- **Problem requirements**: All of the records below must be output exactly, with no pictures carried over.

Dataset records on visual material:
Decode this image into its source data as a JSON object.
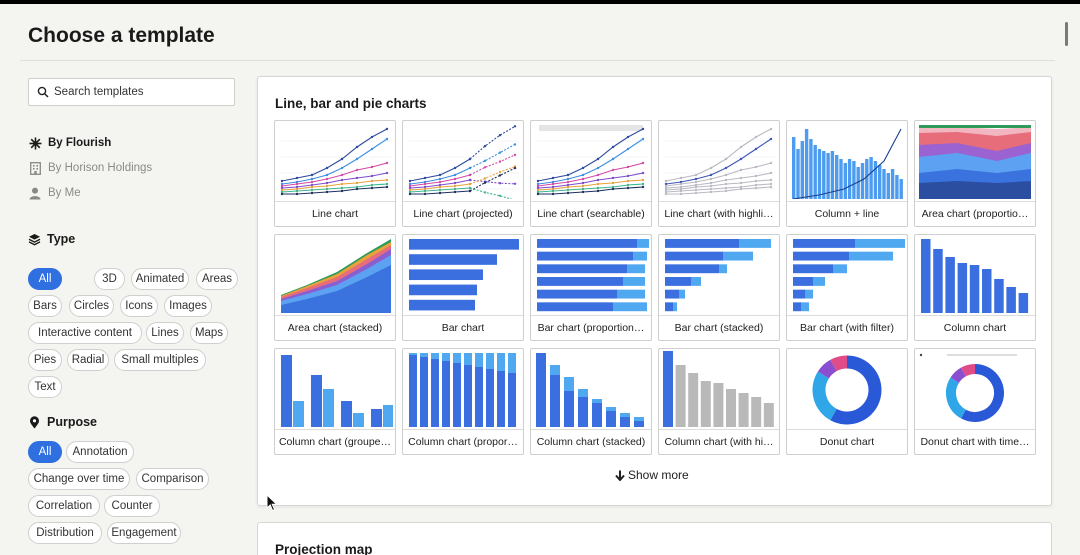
{
  "page": {
    "title": "Choose a template"
  },
  "search": {
    "placeholder": "Search templates"
  },
  "owners": [
    {
      "label": "By Flourish",
      "icon": "flourish-star-icon",
      "active": true
    },
    {
      "label": "By Horison Holdings",
      "icon": "building-icon",
      "active": false
    },
    {
      "label": "By Me",
      "icon": "user-icon",
      "active": false
    }
  ],
  "type_filter": {
    "heading": "Type",
    "icon": "layers-icon",
    "options": [
      "All",
      "3D",
      "Animated",
      "Areas",
      "Bars",
      "Circles",
      "Icons",
      "Images",
      "Interactive content",
      "Lines",
      "Maps",
      "Pies",
      "Radial",
      "Small multiples",
      "Text"
    ],
    "selected": "All"
  },
  "purpose_filter": {
    "heading": "Purpose",
    "icon": "location-pin-icon",
    "options": [
      "All",
      "Annotation",
      "Change over time",
      "Comparison",
      "Correlation",
      "Counter",
      "Distribution",
      "Engagement"
    ],
    "selected": "All"
  },
  "section": {
    "title": "Line, bar and pie charts",
    "templates": [
      {
        "label": "Line chart",
        "thumb": "line"
      },
      {
        "label": "Line chart (projected)",
        "thumb": "line-projected"
      },
      {
        "label": "Line chart (searchable)",
        "thumb": "line-searchable"
      },
      {
        "label": "Line chart (with highli…",
        "thumb": "line-highlight"
      },
      {
        "label": "Column + line",
        "thumb": "column-line"
      },
      {
        "label": "Area chart (proportio…",
        "thumb": "area-proportional"
      },
      {
        "label": "Area chart (stacked)",
        "thumb": "area-stacked"
      },
      {
        "label": "Bar chart",
        "thumb": "bar"
      },
      {
        "label": "Bar chart (proportion…",
        "thumb": "bar-proportional"
      },
      {
        "label": "Bar chart (stacked)",
        "thumb": "bar-stacked"
      },
      {
        "label": "Bar chart (with filter)",
        "thumb": "bar-filter"
      },
      {
        "label": "Column chart",
        "thumb": "column"
      },
      {
        "label": "Column chart (groupe…",
        "thumb": "column-grouped"
      },
      {
        "label": "Column chart (propor…",
        "thumb": "column-proportional"
      },
      {
        "label": "Column chart (stacked)",
        "thumb": "column-stacked"
      },
      {
        "label": "Column chart (with hi…",
        "thumb": "column-highlight"
      },
      {
        "label": "Donut chart",
        "thumb": "donut"
      },
      {
        "label": "Donut chart with time…",
        "thumb": "donut-timeline"
      }
    ],
    "show_more": "Show more"
  },
  "next_section": {
    "title": "Projection map"
  },
  "colors": {
    "accent": "#2f6fdf",
    "bar_blue": "#3b6fe0",
    "light_blue": "#4fa8f0"
  }
}
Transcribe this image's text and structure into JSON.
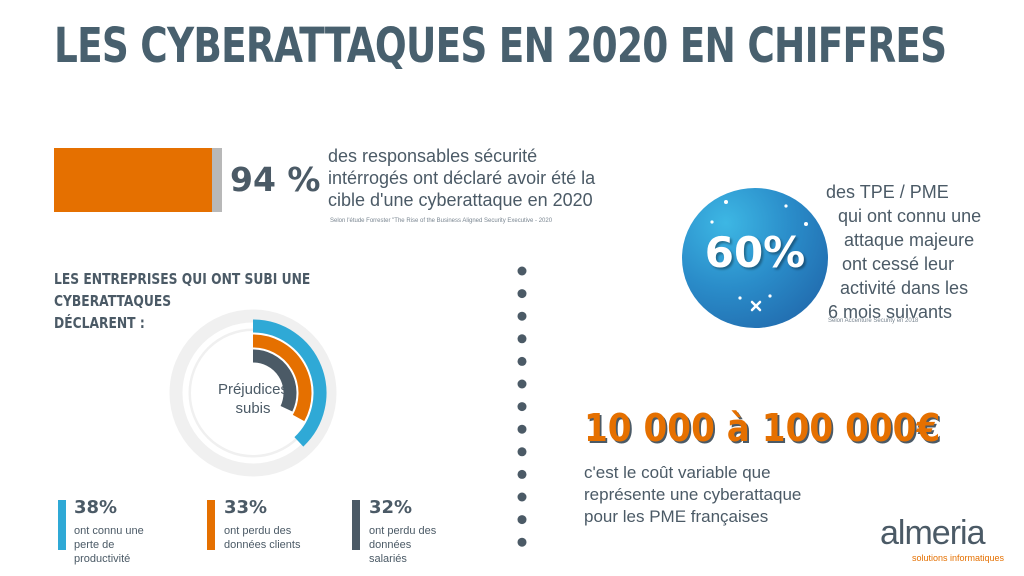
{
  "title": "LES CYBERATTAQUES EN 2020 EN CHIFFRES",
  "stat94": {
    "value": "94 %",
    "fraction": 0.94,
    "lines": [
      "des responsables sécurité",
      "intérrogés ont déclaré avoir été la",
      "cible d'une cyberattaque en 2020"
    ],
    "source": "Selon l'étude Forrester \"The Rise of the Business Aligned Security Executive - 2020"
  },
  "subtitle_lines": [
    "LES ENTREPRISES QUI ONT SUBI UNE CYBERATTAQUES",
    "DÉCLARENT :"
  ],
  "donut": {
    "label_lines": [
      "Préjudices",
      "subis"
    ],
    "items": [
      {
        "value": "38%",
        "desc_lines": [
          "ont connu une",
          "perte de",
          "productivité"
        ],
        "color": "#2fa9d6"
      },
      {
        "value": "33%",
        "desc_lines": [
          "ont perdu des",
          "données clients"
        ],
        "color": "#e57000"
      },
      {
        "value": "32%",
        "desc_lines": [
          "ont perdu des",
          "données",
          "salariés"
        ],
        "color": "#4b5a66"
      }
    ]
  },
  "stat60": {
    "value": "60%",
    "lines": [
      "des TPE / PME",
      "qui ont connu une",
      "attaque majeure",
      "ont cessé leur",
      "activité dans les",
      "6 mois suivants"
    ],
    "source": "Selon Accenture Security en 2018"
  },
  "cost": {
    "value": "10 000 à 100 000€",
    "lines": [
      "c'est le coût variable que",
      "représente une cyberattaque",
      "pour les PME françaises"
    ]
  },
  "logo": {
    "name": "almeria",
    "tagline": "solutions informatiques"
  },
  "colors": {
    "orange": "#e57000",
    "blue": "#2fa9d6",
    "slate": "#4b5a66",
    "ring_bg": "#f0f0f0"
  }
}
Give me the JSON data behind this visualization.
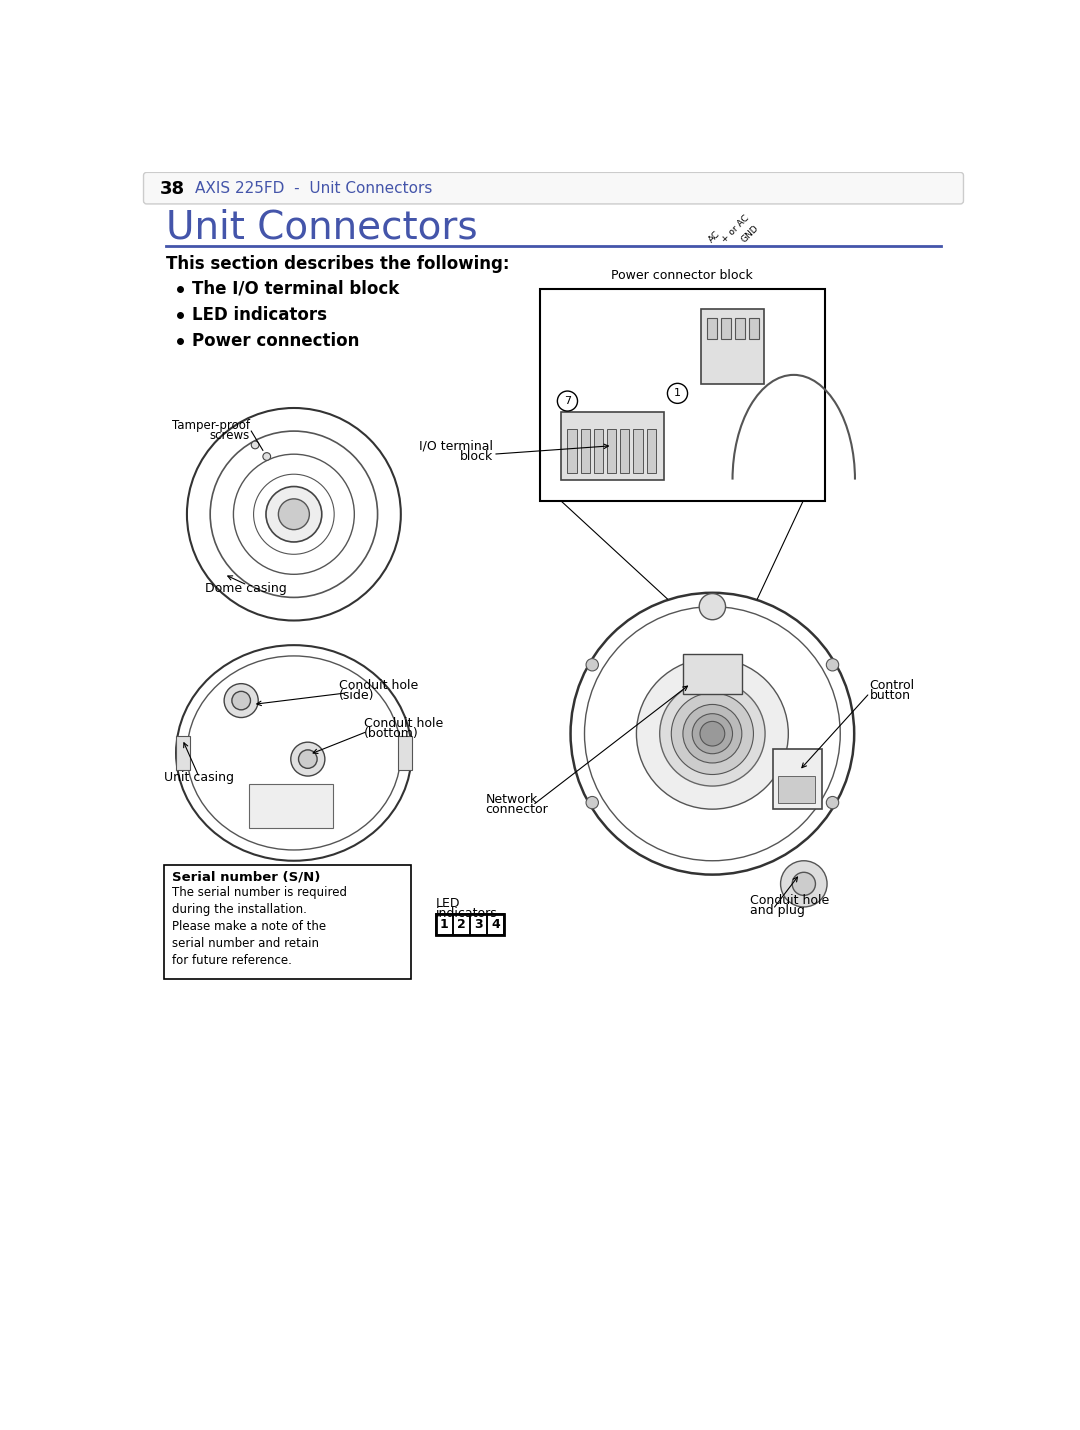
{
  "page_bg": "#ffffff",
  "header_border": "#cccccc",
  "header_page_num": "38",
  "header_text": "AXIS 225FD  -  Unit Connectors",
  "header_text_color": "#4455aa",
  "header_page_color": "#000000",
  "title": "Unit Connectors",
  "title_color": "#4455aa",
  "title_fontsize": 28,
  "divider_color": "#4455aa",
  "section_intro": "This section describes the following:",
  "bullet_items": [
    "The I/O terminal block",
    "LED indicators",
    "Power connection"
  ],
  "labels": {
    "tamper_proof": "Tamper-proof\nscrews",
    "dome_casing": "Dome casing",
    "unit_casing": "Unit casing",
    "conduit_side": "Conduit hole\n(side)",
    "conduit_bottom": "Conduit hole\n(bottom)",
    "io_terminal": "I/O terminal\nblock",
    "power_block": "Power connector block",
    "control_button": "Control\nbutton",
    "network_connector": "Network\nconnector",
    "conduit_plug": "Conduit hole\nand plug",
    "serial_number_title": "Serial number (S/N)",
    "serial_number_body": "The serial number is required\nduring the installation.\nPlease make a note of the\nserial number and retain\nfor future reference.",
    "led_label": "LED\nindicators",
    "led_numbers": [
      "1",
      "2",
      "3",
      "4"
    ]
  },
  "colors": {
    "black": "#000000",
    "dark_gray": "#333333",
    "mid_gray": "#555555",
    "light_gray": "#aaaaaa",
    "fill_light": "#eeeeee",
    "fill_mid": "#e0e0e0",
    "fill_dark": "#cccccc"
  }
}
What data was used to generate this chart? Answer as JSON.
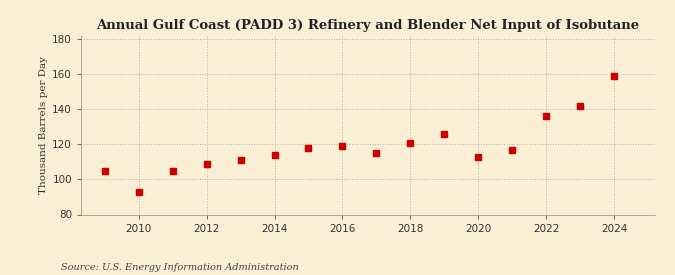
{
  "title": "Annual Gulf Coast (PADD 3) Refinery and Blender Net Input of Isobutane",
  "ylabel": "Thousand Barrels per Day",
  "source": "Source: U.S. Energy Information Administration",
  "background_color": "#faefd4",
  "marker_color": "#cc0000",
  "years": [
    2009,
    2010,
    2011,
    2012,
    2013,
    2014,
    2015,
    2016,
    2017,
    2018,
    2019,
    2020,
    2021,
    2022,
    2023,
    2024
  ],
  "values": [
    105,
    93,
    105,
    109,
    111,
    114,
    118,
    119,
    115,
    121,
    126,
    113,
    117,
    136,
    142,
    159
  ],
  "ylim": [
    80,
    182
  ],
  "yticks": [
    80,
    100,
    120,
    140,
    160,
    180
  ],
  "xlim": [
    2008.3,
    2025.2
  ],
  "xticks": [
    2010,
    2012,
    2014,
    2016,
    2018,
    2020,
    2022,
    2024
  ],
  "grid_color": "#aaaaaa",
  "grid_style": ":",
  "title_fontsize": 9.5,
  "label_fontsize": 7.5,
  "tick_fontsize": 7.5,
  "source_fontsize": 7
}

- **Complete output**:
Decode this image into its source data as a JSON object.
{
  "page": {
    "title": "Choose a template"
  },
  "search": {
    "placeholder": "Search templates"
  },
  "owners": [
    {
      "label": "By Flourish",
      "icon": "flourish-star-icon",
      "active": true
    },
    {
      "label": "By Horison Holdings",
      "icon": "building-icon",
      "active": false
    },
    {
      "label": "By Me",
      "icon": "user-icon",
      "active": false
    }
  ],
  "type_filter": {
    "heading": "Type",
    "icon": "layers-icon",
    "options": [
      "All",
      "3D",
      "Animated",
      "Areas",
      "Bars",
      "Circles",
      "Icons",
      "Images",
      "Interactive content",
      "Lines",
      "Maps",
      "Pies",
      "Radial",
      "Small multiples",
      "Text"
    ],
    "selected": "All"
  },
  "purpose_filter": {
    "heading": "Purpose",
    "icon": "location-pin-icon",
    "options": [
      "All",
      "Annotation",
      "Change over time",
      "Comparison",
      "Correlation",
      "Counter",
      "Distribution",
      "Engagement"
    ],
    "selected": "All"
  },
  "section": {
    "title": "Line, bar and pie charts",
    "templates": [
      {
        "label": "Line chart",
        "thumb": "line"
      },
      {
        "label": "Line chart (projected)",
        "thumb": "line-projected"
      },
      {
        "label": "Line chart (searchable)",
        "thumb": "line-searchable"
      },
      {
        "label": "Line chart (with highli…",
        "thumb": "line-highlight"
      },
      {
        "label": "Column + line",
        "thumb": "column-line"
      },
      {
        "label": "Area chart (proportio…",
        "thumb": "area-proportional"
      },
      {
        "label": "Area chart (stacked)",
        "thumb": "area-stacked"
      },
      {
        "label": "Bar chart",
        "thumb": "bar"
      },
      {
        "label": "Bar chart (proportion…",
        "thumb": "bar-proportional"
      },
      {
        "label": "Bar chart (stacked)",
        "thumb": "bar-stacked"
      },
      {
        "label": "Bar chart (with filter)",
        "thumb": "bar-filter"
      },
      {
        "label": "Column chart",
        "thumb": "column"
      },
      {
        "label": "Column chart (groupe…",
        "thumb": "column-grouped"
      },
      {
        "label": "Column chart (propor…",
        "thumb": "column-proportional"
      },
      {
        "label": "Column chart (stacked)",
        "thumb": "column-stacked"
      },
      {
        "label": "Column chart (with hi…",
        "thumb": "column-highlight"
      },
      {
        "label": "Donut chart",
        "thumb": "donut"
      },
      {
        "label": "Donut chart with time…",
        "thumb": "donut-timeline"
      }
    ],
    "show_more": "Show more"
  },
  "next_section": {
    "title": "Projection map"
  },
  "colors": {
    "accent": "#2f6fdf",
    "bar_blue": "#3b6fe0",
    "light_blue": "#4fa8f0"
  }
}
Transcribe this image's text and structure into JSON.
{
  "title": "LES CYBERATTAQUES EN 2020 EN CHIFFRES",
  "stat94": {
    "value": "94 %",
    "fraction": 0.94,
    "lines": [
      "des responsables sécurité",
      "intérrogés ont déclaré avoir été la",
      "cible d'une cyberattaque en 2020"
    ],
    "source": "Selon l'étude Forrester \"The Rise of the Business Aligned Security Executive - 2020"
  },
  "subtitle_lines": [
    "LES ENTREPRISES QUI ONT SUBI UNE CYBERATTAQUES",
    "DÉCLARENT :"
  ],
  "donut": {
    "label_lines": [
      "Préjudices",
      "subis"
    ],
    "items": [
      {
        "value": "38%",
        "desc_lines": [
          "ont connu une",
          "perte de",
          "productivité"
        ],
        "color": "#2fa9d6"
      },
      {
        "value": "33%",
        "desc_lines": [
          "ont perdu des",
          "données clients"
        ],
        "color": "#e57000"
      },
      {
        "value": "32%",
        "desc_lines": [
          "ont perdu des",
          "données",
          "salariés"
        ],
        "color": "#4b5a66"
      }
    ]
  },
  "stat60": {
    "value": "60%",
    "lines": [
      "des TPE / PME",
      "qui ont connu une",
      "attaque majeure",
      "ont cessé leur",
      "activité dans les",
      "6 mois suivants"
    ],
    "source": "Selon Accenture Security en 2018"
  },
  "cost": {
    "value": "10 000 à 100 000€",
    "lines": [
      "c'est le coût variable que",
      "représente une cyberattaque",
      "pour les PME françaises"
    ]
  },
  "logo": {
    "name": "almeria",
    "tagline": "solutions informatiques"
  },
  "colors": {
    "orange": "#e57000",
    "blue": "#2fa9d6",
    "slate": "#4b5a66",
    "ring_bg": "#f0f0f0"
  }
}
Give me the JSON data behind this visualization.
{
  "page_bg": "#ffffff",
  "header_border": "#cccccc",
  "header_page_num": "38",
  "header_text": "AXIS 225FD  -  Unit Connectors",
  "header_text_color": "#4455aa",
  "header_page_color": "#000000",
  "title": "Unit Connectors",
  "title_color": "#4455aa",
  "title_fontsize": 28,
  "divider_color": "#4455aa",
  "section_intro": "This section describes the following:",
  "bullet_items": [
    "The I/O terminal block",
    "LED indicators",
    "Power connection"
  ],
  "labels": {
    "tamper_proof": "Tamper-proof\nscrews",
    "dome_casing": "Dome casing",
    "unit_casing": "Unit casing",
    "conduit_side": "Conduit hole\n(side)",
    "conduit_bottom": "Conduit hole\n(bottom)",
    "io_terminal": "I/O terminal\nblock",
    "power_block": "Power connector block",
    "control_button": "Control\nbutton",
    "network_connector": "Network\nconnector",
    "conduit_plug": "Conduit hole\nand plug",
    "serial_number_title": "Serial number (S/N)",
    "serial_number_body": "The serial number is required\nduring the installation.\nPlease make a note of the\nserial number and retain\nfor future reference.",
    "led_label": "LED\nindicators",
    "led_numbers": [
      "1",
      "2",
      "3",
      "4"
    ]
  },
  "colors": {
    "black": "#000000",
    "dark_gray": "#333333",
    "mid_gray": "#555555",
    "light_gray": "#aaaaaa",
    "fill_light": "#eeeeee",
    "fill_mid": "#e0e0e0",
    "fill_dark": "#cccccc"
  }
}
What data was used to generate this chart? Answer as JSON.
{
  "title": "Annual Gulf Coast (PADD 3) Refinery and Blender Net Input of Isobutane",
  "ylabel": "Thousand Barrels per Day",
  "source": "Source: U.S. Energy Information Administration",
  "background_color": "#faefd4",
  "marker_color": "#cc0000",
  "years": [
    2009,
    2010,
    2011,
    2012,
    2013,
    2014,
    2015,
    2016,
    2017,
    2018,
    2019,
    2020,
    2021,
    2022,
    2023,
    2024
  ],
  "values": [
    105,
    93,
    105,
    109,
    111,
    114,
    118,
    119,
    115,
    121,
    126,
    113,
    117,
    136,
    142,
    159
  ],
  "ylim": [
    80,
    182
  ],
  "yticks": [
    80,
    100,
    120,
    140,
    160,
    180
  ],
  "xlim": [
    2008.3,
    2025.2
  ],
  "xticks": [
    2010,
    2012,
    2014,
    2016,
    2018,
    2020,
    2022,
    2024
  ],
  "grid_color": "#aaaaaa",
  "grid_style": ":",
  "title_fontsize": 9.5,
  "label_fontsize": 7.5,
  "tick_fontsize": 7.5,
  "source_fontsize": 7
}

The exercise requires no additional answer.